• Given request:
Write out each entry again. Keep every word exactly as it is.

• Given data:
--

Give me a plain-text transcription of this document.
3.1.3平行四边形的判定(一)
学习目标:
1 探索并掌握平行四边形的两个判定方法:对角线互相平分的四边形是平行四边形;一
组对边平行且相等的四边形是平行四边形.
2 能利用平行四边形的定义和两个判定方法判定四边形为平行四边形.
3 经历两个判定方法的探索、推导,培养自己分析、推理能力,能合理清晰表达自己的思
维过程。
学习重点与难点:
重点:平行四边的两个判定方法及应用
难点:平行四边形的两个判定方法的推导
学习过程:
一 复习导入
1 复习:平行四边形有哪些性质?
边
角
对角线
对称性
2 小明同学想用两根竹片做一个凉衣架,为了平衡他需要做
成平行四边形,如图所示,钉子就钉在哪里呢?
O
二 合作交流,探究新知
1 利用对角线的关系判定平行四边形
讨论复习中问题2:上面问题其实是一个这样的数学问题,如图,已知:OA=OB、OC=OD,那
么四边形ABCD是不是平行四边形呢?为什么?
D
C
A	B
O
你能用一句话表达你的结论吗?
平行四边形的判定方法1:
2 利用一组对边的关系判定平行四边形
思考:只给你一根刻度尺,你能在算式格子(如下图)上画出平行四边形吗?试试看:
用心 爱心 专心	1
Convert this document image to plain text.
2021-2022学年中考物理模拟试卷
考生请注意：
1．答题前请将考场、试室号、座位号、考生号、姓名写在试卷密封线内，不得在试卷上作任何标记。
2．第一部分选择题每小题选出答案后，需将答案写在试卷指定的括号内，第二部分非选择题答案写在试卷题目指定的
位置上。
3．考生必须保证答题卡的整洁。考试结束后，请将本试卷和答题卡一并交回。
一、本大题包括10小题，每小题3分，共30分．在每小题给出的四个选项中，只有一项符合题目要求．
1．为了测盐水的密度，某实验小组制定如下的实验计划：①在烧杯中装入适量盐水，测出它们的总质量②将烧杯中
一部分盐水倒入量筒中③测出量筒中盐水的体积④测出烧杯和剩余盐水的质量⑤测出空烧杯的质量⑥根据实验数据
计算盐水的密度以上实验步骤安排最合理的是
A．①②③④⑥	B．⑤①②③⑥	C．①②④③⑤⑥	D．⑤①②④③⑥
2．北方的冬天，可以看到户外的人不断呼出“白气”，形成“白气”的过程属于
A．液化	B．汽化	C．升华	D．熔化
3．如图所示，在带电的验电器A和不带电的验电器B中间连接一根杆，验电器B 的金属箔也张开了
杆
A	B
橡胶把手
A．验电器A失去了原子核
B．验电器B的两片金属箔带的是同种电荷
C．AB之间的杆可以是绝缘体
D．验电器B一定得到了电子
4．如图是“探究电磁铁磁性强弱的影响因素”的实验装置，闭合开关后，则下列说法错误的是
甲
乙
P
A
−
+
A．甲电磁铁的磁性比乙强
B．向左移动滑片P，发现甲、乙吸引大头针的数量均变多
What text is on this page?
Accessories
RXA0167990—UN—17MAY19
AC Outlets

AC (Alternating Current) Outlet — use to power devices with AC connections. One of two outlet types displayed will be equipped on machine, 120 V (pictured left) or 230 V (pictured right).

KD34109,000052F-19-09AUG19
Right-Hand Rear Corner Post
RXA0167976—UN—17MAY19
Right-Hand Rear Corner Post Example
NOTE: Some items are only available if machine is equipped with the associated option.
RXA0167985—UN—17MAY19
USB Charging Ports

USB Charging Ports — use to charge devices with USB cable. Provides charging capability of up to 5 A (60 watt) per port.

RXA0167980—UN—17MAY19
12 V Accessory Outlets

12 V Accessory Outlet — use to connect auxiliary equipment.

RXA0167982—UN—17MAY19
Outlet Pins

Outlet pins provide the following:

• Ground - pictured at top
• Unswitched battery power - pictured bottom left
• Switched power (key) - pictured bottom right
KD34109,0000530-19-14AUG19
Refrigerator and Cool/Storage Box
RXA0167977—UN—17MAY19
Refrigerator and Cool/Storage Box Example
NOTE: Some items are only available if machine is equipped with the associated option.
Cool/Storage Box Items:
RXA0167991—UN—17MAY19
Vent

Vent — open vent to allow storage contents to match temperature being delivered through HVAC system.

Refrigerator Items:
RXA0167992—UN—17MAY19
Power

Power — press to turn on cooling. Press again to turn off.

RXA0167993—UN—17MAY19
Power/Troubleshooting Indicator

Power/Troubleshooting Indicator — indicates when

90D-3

--

• Finished answer:
Give me a plain-text transcription of this document.
3.1.3平行四边形的判定(一)
学习目标:
1 探索并掌握平行四边形的两个判定方法:对角线互相平分的四边形是平行四边形;一
组对边平行且相等的四边形是平行四边形.
2 能利用平行四边形的定义和两个判定方法判定四边形为平行四边形.
3 经历两个判定方法的探索、推导,培养自己分析、推理能力,能合理清晰表达自己的思
维过程。
学习重点与难点:
重点:平行四边的两个判定方法及应用
难点:平行四边形的两个判定方法的推导
学习过程:
一 复习导入
1 复习:平行四边形有哪些性质?
边
角
对角线
对称性
2 小明同学想用两根竹片做一个凉衣架,为了平衡他需要做
成平行四边形,如图所示,钉子就钉在哪里呢?
O
二 合作交流,探究新知
1 利用对角线的关系判定平行四边形
讨论复习中问题2:上面问题其实是一个这样的数学问题,如图,已知:OA=OB、OC=OD,那
么四边形ABCD是不是平行四边形呢?为什么?
D
C
A	B
O
你能用一句话表达你的结论吗?
平行四边形的判定方法1:
2 利用一组对边的关系判定平行四边形
思考:只给你一根刻度尺,你能在算式格子(如下图)上画出平行四边形吗?试试看:
用心 爱心 专心	1
Convert this document image to plain text.
2021-2022学年中考物理模拟试卷
考生请注意：
1．答题前请将考场、试室号、座位号、考生号、姓名写在试卷密封线内，不得在试卷上作任何标记。
2．第一部分选择题每小题选出答案后，需将答案写在试卷指定的括号内，第二部分非选择题答案写在试卷题目指定的
位置上。
3．考生必须保证答题卡的整洁。考试结束后，请将本试卷和答题卡一并交回。
一、本大题包括10小题，每小题3分，共30分．在每小题给出的四个选项中，只有一项符合题目要求．
1．为了测盐水的密度，某实验小组制定如下的实验计划：①在烧杯中装入适量盐水，测出它们的总质量②将烧杯中
一部分盐水倒入量筒中③测出量筒中盐水的体积④测出烧杯和剩余盐水的质量⑤测出空烧杯的质量⑥根据实验数据
计算盐水的密度以上实验步骤安排最合理的是
A．①②③④⑥	B．⑤①②③⑥	C．①②④③⑤⑥	D．⑤①②④③⑥
2．北方的冬天，可以看到户外的人不断呼出“白气”，形成“白气”的过程属于
A．液化	B．汽化	C．升华	D．熔化
3．如图所示，在带电的验电器A和不带电的验电器B中间连接一根杆，验电器B 的金属箔也张开了
杆
A	B
橡胶把手
A．验电器A失去了原子核
B．验电器B的两片金属箔带的是同种电荷
C．AB之间的杆可以是绝缘体
D．验电器B一定得到了电子
4．如图是“探究电磁铁磁性强弱的影响因素”的实验装置，闭合开关后，则下列说法错误的是
甲
乙
P
A
−
+
A．甲电磁铁的磁性比乙强
B．向左移动滑片P，发现甲、乙吸引大头针的数量均变多
What text is on this page?
Accessories
RXA0167990—UN—17MAY19
AC Outlets

AC (Alternating Current) Outlet — use to power devices with AC connections. One of two outlet types displayed will be equipped on machine, 120 V (pictured left) or 230 V (pictured right).

KD34109,000052F-19-09AUG19
Right-Hand Rear Corner Post
RXA0167976—UN—17MAY19
Right-Hand Rear Corner Post Example
NOTE: Some items are only available if machine is equipped with the associated option.
RXA0167985—UN—17MAY19
USB Charging Ports

USB Charging Ports — use to charge devices with USB cable. Provides charging capability of up to 5 A (60 watt) per port.

RXA0167980—UN—17MAY19
12 V Accessory Outlets

12 V Accessory Outlet — use to connect auxiliary equipment.

RXA0167982—UN—17MAY19
Outlet Pins

Outlet pins provide the following:

• Ground - pictured at top
• Unswitched battery power - pictured bottom left
• Switched power (key) - pictured bottom right
KD34109,0000530-19-14AUG19
Refrigerator and Cool/Storage Box
RXA0167977—UN—17MAY19
Refrigerator and Cool/Storage Box Example
NOTE: Some items are only available if machine is equipped with the associated option.
Cool/Storage Box Items:
RXA0167991—UN—17MAY19
Vent

Vent — open vent to allow storage contents to match temperature being delivered through HVAC system.

Refrigerator Items:
RXA0167992—UN—17MAY19
Power

Power — press to turn on cooling. Press again to turn off.

RXA0167993—UN—17MAY19
Power/Troubleshooting Indicator

Power/Troubleshooting Indicator — indicates when

90D-3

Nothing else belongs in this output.